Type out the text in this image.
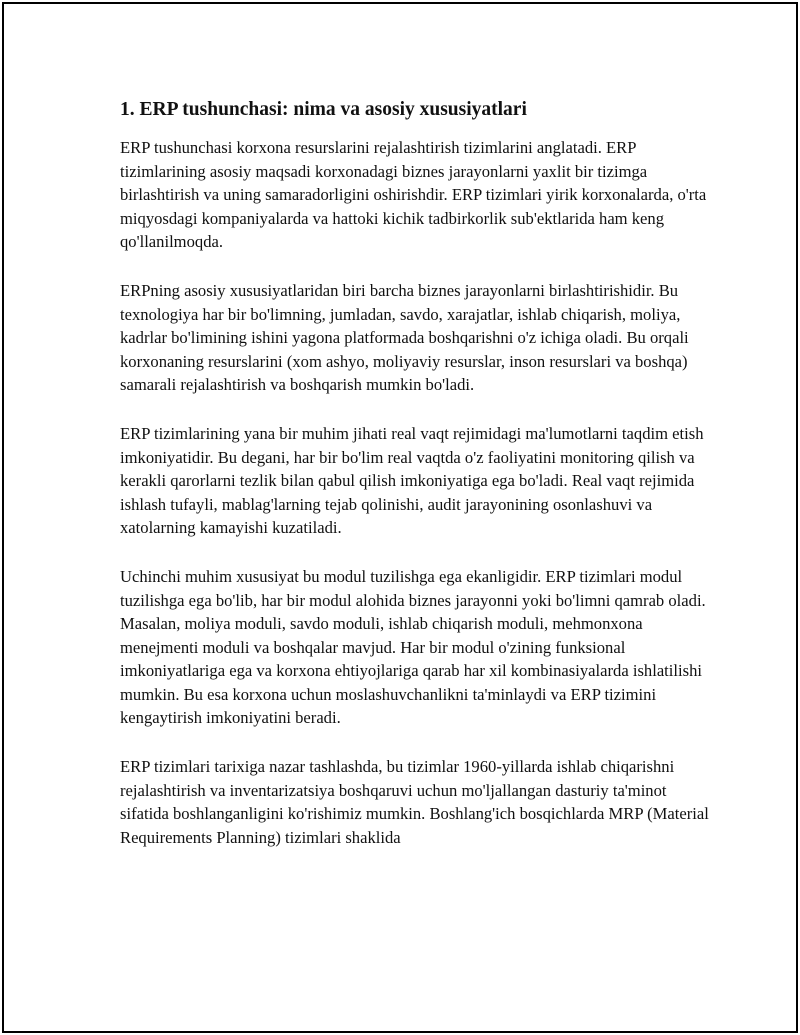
1. ERP tushunchasi: nima va asosiy xususiyatlari

ERP tushunchasi korxona resurslarini rejalashtirish tizimlarini anglatadi. ERP tizimlarining asosiy maqsadi korxonadagi biznes jarayonlarni yaxlit bir tizimga birlashtirish va uning samaradorligini oshirishdir. ERP tizimlari yirik korxonalarda, o'rta miqyosdagi kompaniyalarda va hattoki kichik tadbirkorlik sub'ektlarida ham keng qo'llanilmoqda.

ERPning asosiy xususiyatlaridan biri barcha biznes jarayonlarni birlashtirishidir. Bu texnologiya har bir bo'limning, jumladan, savdo, xarajatlar, ishlab chiqarish, moliya, kadrlar bo'limining ishini yagona platformada boshqarishni o'z ichiga oladi. Bu orqali korxonaning resurslarini (xom ashyo, moliyaviy resurslar, inson resurslari va boshqa) samarali rejalashtirish va boshqarish mumkin bo'ladi.

ERP tizimlarining yana bir muhim jihati real vaqt rejimidagi ma'lumotlarni taqdim etish imkoniyatidir. Bu degani, har bir bo'lim real vaqtda o'z faoliyatini monitoring qilish va kerakli qarorlarni tezlik bilan qabul qilish imkoniyatiga ega bo'ladi. Real vaqt rejimida ishlash tufayli, mablag'larning tejab qolinishi, audit jarayonining osonlashuvi va xatolarning kamayishi kuzatiladi.

Uchinchi muhim xususiyat bu modul tuzilishga ega ekanligidir. ERP tizimlari modul tuzilishga ega bo'lib, har bir modul alohida biznes jarayonni yoki bo'limni qamrab oladi. Masalan, moliya moduli, savdo moduli, ishlab chiqarish moduli, mehmonxona menejmenti moduli va boshqalar mavjud. Har bir modul o'zining funksional imkoniyatlariga ega va korxona ehtiyojlariga qarab har xil kombinasiyalarda ishlatilishi mumkin. Bu esa korxona uchun moslashuvchanlikni ta'minlaydi va ERP tizimini kengaytirish imkoniyatini beradi.

ERP tizimlari tarixiga nazar tashlashda, bu tizimlar 1960-yillarda ishlab chiqarishni rejalashtirish va inventarizatsiya boshqaruvi uchun mo'ljallangan dasturiy ta'minot sifatida boshlanganligini ko'rishimiz mumkin. Boshlang'ich bosqichlarda MRP (Material Requirements Planning) tizimlari shaklida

-----

▸ **TASK STATEMENT**: Look for the word "rejalashtirish" and return every line where it occurs.

▸ **REPLY TO THE TASK**:
ERP tushunchasi korxona resurslarini rejalashtirish tizimlarini anglatadi. ERP tizimlarining asosiy maqsadi korxonadagi biznes jarayonlarni yaxlit bir tizimga birlashtirish va uning samaradorligini oshirishdir. ERP tizimlari yirik korxonalarda, o'rta miqyosdagi kompaniyalarda va hattoki kichik tadbirkorlik sub'ektlarida ham keng qo'llanilmoqda.
ERPning asosiy xususiyatlaridan biri barcha biznes jarayonlarni birlashtirishidir. Bu texnologiya har bir bo'limning, jumladan, savdo, xarajatlar, ishlab chiqarish, moliya, kadrlar bo'limining ishini yagona platformada boshqarishni o'z ichiga oladi. Bu orqali korxonaning resurslarini (xom ashyo, moliyaviy resurslar, inson resurslari va boshqa) samarali rejalashtirish va boshqarish mumkin bo'ladi.
ERP tizimlari tarixiga nazar tashlashda, bu tizimlar 1960-yillarda ishlab chiqarishni rejalashtirish va inventarizatsiya boshqaruvi uchun mo'ljallangan dasturiy ta'minot sifatida boshlanganligini ko'rishimiz mumkin. Boshlang'ich bosqichlarda MRP (Material Requirements Planning) tizimlari shaklida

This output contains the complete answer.